### EXERCISE AIM
Copy out every record below with complete accuracy.

——

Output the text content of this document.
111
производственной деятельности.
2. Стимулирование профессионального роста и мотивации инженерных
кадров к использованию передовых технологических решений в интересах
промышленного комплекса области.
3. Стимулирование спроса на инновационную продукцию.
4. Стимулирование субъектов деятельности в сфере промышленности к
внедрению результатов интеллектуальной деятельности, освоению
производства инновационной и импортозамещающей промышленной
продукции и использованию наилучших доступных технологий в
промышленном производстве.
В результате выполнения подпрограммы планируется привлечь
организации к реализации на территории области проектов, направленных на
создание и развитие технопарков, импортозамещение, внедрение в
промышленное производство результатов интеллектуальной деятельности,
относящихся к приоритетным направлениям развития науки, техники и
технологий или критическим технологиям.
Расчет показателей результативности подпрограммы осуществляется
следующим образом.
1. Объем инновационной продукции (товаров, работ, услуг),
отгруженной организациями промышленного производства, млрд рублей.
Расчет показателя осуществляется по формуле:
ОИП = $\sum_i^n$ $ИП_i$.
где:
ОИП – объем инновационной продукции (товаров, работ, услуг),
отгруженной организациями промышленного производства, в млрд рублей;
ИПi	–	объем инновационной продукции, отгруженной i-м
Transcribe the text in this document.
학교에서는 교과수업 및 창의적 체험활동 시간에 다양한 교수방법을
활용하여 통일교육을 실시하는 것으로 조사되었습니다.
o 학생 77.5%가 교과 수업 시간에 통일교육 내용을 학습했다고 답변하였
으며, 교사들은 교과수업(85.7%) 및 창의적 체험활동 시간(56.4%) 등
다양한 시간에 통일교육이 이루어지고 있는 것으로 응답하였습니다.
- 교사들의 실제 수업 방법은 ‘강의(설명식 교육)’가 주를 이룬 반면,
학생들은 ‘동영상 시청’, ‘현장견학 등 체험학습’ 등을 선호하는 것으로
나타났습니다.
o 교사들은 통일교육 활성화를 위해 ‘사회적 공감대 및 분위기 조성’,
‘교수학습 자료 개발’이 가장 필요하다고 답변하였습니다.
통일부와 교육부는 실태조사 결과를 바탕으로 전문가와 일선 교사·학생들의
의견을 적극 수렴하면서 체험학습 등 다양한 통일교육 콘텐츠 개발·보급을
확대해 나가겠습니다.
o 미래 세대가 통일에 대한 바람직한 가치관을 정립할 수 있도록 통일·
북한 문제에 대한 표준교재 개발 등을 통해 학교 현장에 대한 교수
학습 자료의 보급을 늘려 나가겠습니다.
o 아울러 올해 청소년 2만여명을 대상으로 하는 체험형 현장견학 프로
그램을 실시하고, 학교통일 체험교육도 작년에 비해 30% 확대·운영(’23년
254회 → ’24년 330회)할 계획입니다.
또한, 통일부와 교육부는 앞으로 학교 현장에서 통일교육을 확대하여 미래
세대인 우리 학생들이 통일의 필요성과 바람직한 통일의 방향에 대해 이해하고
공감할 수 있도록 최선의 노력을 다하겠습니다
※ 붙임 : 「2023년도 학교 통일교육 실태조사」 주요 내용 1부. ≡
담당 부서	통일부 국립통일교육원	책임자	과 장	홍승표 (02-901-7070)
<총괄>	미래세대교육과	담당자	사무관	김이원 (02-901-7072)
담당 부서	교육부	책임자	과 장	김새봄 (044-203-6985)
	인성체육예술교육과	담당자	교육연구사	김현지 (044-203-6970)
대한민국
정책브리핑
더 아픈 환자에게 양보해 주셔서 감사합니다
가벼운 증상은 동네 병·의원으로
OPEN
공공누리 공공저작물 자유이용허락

——

### ANSWER TO THIS TASK
Output the text content of this document.
111
производственной деятельности.
2. Стимулирование профессионального роста и мотивации инженерных
кадров к использованию передовых технологических решений в интересах
промышленного комплекса области.
3. Стимулирование спроса на инновационную продукцию.
4. Стимулирование субъектов деятельности в сфере промышленности к
внедрению результатов интеллектуальной деятельности, освоению
производства инновационной и импортозамещающей промышленной
продукции и использованию наилучших доступных технологий в
промышленном производстве.
В результате выполнения подпрограммы планируется привлечь
организации к реализации на территории области проектов, направленных на
создание и развитие технопарков, импортозамещение, внедрение в
промышленное производство результатов интеллектуальной деятельности,
относящихся к приоритетным направлениям развития науки, техники и
технологий или критическим технологиям.
Расчет показателей результативности подпрограммы осуществляется
следующим образом.
1. Объем инновационной продукции (товаров, работ, услуг),
отгруженной организациями промышленного производства, млрд рублей.
Расчет показателя осуществляется по формуле:
ОИП = $\sum_i^n$ $ИП_i$.
где:
ОИП – объем инновационной продукции (товаров, работ, услуг),
отгруженной организациями промышленного производства, в млрд рублей;
ИПi	–	объем инновационной продукции, отгруженной i-м
Transcribe the text in this document.
학교에서는 교과수업 및 창의적 체험활동 시간에 다양한 교수방법을
활용하여 통일교육을 실시하는 것으로 조사되었습니다.
o 학생 77.5%가 교과 수업 시간에 통일교육 내용을 학습했다고 답변하였
으며, 교사들은 교과수업(85.7%) 및 창의적 체험활동 시간(56.4%) 등
다양한 시간에 통일교육이 이루어지고 있는 것으로 응답하였습니다.
- 교사들의 실제 수업 방법은 ‘강의(설명식 교육)’가 주를 이룬 반면,
학생들은 ‘동영상 시청’, ‘현장견학 등 체험학습’ 등을 선호하는 것으로
나타났습니다.
o 교사들은 통일교육 활성화를 위해 ‘사회적 공감대 및 분위기 조성’,
‘교수학습 자료 개발’이 가장 필요하다고 답변하였습니다.
통일부와 교육부는 실태조사 결과를 바탕으로 전문가와 일선 교사·학생들의
의견을 적극 수렴하면서 체험학습 등 다양한 통일교육 콘텐츠 개발·보급을
확대해 나가겠습니다.
o 미래 세대가 통일에 대한 바람직한 가치관을 정립할 수 있도록 통일·
북한 문제에 대한 표준교재 개발 등을 통해 학교 현장에 대한 교수
학습 자료의 보급을 늘려 나가겠습니다.
o 아울러 올해 청소년 2만여명을 대상으로 하는 체험형 현장견학 프로
그램을 실시하고, 학교통일 체험교육도 작년에 비해 30% 확대·운영(’23년
254회 → ’24년 330회)할 계획입니다.
또한, 통일부와 교육부는 앞으로 학교 현장에서 통일교육을 확대하여 미래
세대인 우리 학생들이 통일의 필요성과 바람직한 통일의 방향에 대해 이해하고
공감할 수 있도록 최선의 노력을 다하겠습니다
※ 붙임 : 「2023년도 학교 통일교육 실태조사」 주요 내용 1부. ≡
담당 부서	통일부 국립통일교육원	책임자	과 장	홍승표 (02-901-7070)
<총괄>	미래세대교육과	담당자	사무관	김이원 (02-901-7072)
담당 부서	교육부	책임자	과 장	김새봄 (044-203-6985)
	인성체육예술교육과	담당자	교육연구사	김현지 (044-203-6970)
대한민국
정책브리핑
더 아픈 환자에게 양보해 주셔서 감사합니다
가벼운 증상은 동네 병·의원으로
OPEN
공공누리 공공저작물 자유이용허락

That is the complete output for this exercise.